--- Exercise goal ---
Write the material out again exactly.

--- Material provided ---
################
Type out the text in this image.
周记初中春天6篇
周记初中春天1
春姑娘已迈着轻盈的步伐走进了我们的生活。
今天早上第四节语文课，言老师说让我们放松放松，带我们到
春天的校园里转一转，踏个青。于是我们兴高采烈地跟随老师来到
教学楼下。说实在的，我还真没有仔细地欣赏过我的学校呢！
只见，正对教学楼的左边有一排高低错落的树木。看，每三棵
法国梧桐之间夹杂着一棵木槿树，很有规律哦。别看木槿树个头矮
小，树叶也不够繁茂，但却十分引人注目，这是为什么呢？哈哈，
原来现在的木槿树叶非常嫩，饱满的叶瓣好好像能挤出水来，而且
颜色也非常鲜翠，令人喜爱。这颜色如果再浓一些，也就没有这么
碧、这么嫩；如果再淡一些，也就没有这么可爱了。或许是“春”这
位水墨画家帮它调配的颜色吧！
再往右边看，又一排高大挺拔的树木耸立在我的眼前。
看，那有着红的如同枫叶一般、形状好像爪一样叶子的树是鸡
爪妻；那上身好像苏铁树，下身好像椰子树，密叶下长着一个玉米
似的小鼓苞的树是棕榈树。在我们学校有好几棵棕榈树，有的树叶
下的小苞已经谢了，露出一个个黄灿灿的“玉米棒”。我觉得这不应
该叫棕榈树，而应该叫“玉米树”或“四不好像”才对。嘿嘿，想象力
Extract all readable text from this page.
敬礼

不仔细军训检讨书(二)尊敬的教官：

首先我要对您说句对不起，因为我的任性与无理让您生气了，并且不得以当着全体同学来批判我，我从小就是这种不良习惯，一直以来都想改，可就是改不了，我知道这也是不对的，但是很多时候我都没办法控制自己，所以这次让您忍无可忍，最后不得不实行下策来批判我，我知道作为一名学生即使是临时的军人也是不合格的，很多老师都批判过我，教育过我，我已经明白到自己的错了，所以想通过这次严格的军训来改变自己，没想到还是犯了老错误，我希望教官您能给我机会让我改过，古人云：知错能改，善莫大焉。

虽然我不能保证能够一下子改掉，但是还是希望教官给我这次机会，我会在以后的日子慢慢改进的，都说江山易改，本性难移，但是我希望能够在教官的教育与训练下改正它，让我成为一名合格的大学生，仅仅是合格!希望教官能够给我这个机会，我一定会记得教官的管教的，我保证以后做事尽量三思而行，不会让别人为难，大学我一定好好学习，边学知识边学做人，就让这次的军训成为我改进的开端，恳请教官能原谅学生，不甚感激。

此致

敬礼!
################
--- Solution for this exercise ---
Type out the text in this image.
周记初中春天6篇
周记初中春天1
春姑娘已迈着轻盈的步伐走进了我们的生活。
今天早上第四节语文课，言老师说让我们放松放松，带我们到
春天的校园里转一转，踏个青。于是我们兴高采烈地跟随老师来到
教学楼下。说实在的，我还真没有仔细地欣赏过我的学校呢！
只见，正对教学楼的左边有一排高低错落的树木。看，每三棵
法国梧桐之间夹杂着一棵木槿树，很有规律哦。别看木槿树个头矮
小，树叶也不够繁茂，但却十分引人注目，这是为什么呢？哈哈，
原来现在的木槿树叶非常嫩，饱满的叶瓣好好像能挤出水来，而且
颜色也非常鲜翠，令人喜爱。这颜色如果再浓一些，也就没有这么
碧、这么嫩；如果再淡一些，也就没有这么可爱了。或许是“春”这
位水墨画家帮它调配的颜色吧！
再往右边看，又一排高大挺拔的树木耸立在我的眼前。
看，那有着红的如同枫叶一般、形状好像爪一样叶子的树是鸡
爪妻；那上身好像苏铁树，下身好像椰子树，密叶下长着一个玉米
似的小鼓苞的树是棕榈树。在我们学校有好几棵棕榈树，有的树叶
下的小苞已经谢了，露出一个个黄灿灿的“玉米棒”。我觉得这不应
该叫棕榈树，而应该叫“玉米树”或“四不好像”才对。嘿嘿，想象力
Extract all readable text from this page.
敬礼

不仔细军训检讨书(二)尊敬的教官：

首先我要对您说句对不起，因为我的任性与无理让您生气了，并且不得以当着全体同学来批判我，我从小就是这种不良习惯，一直以来都想改，可就是改不了，我知道这也是不对的，但是很多时候我都没办法控制自己，所以这次让您忍无可忍，最后不得不实行下策来批判我，我知道作为一名学生即使是临时的军人也是不合格的，很多老师都批判过我，教育过我，我已经明白到自己的错了，所以想通过这次严格的军训来改变自己，没想到还是犯了老错误，我希望教官您能给我机会让我改过，古人云：知错能改，善莫大焉。

虽然我不能保证能够一下子改掉，但是还是希望教官给我这次机会，我会在以后的日子慢慢改进的，都说江山易改，本性难移，但是我希望能够在教官的教育与训练下改正它，让我成为一名合格的大学生，仅仅是合格!希望教官能够给我这个机会，我一定会记得教官的管教的，我保证以后做事尽量三思而行，不会让别人为难，大学我一定好好学习，边学知识边学做人，就让这次的军训成为我改进的开端，恳请教官能原谅学生，不甚感激。

此致

敬礼!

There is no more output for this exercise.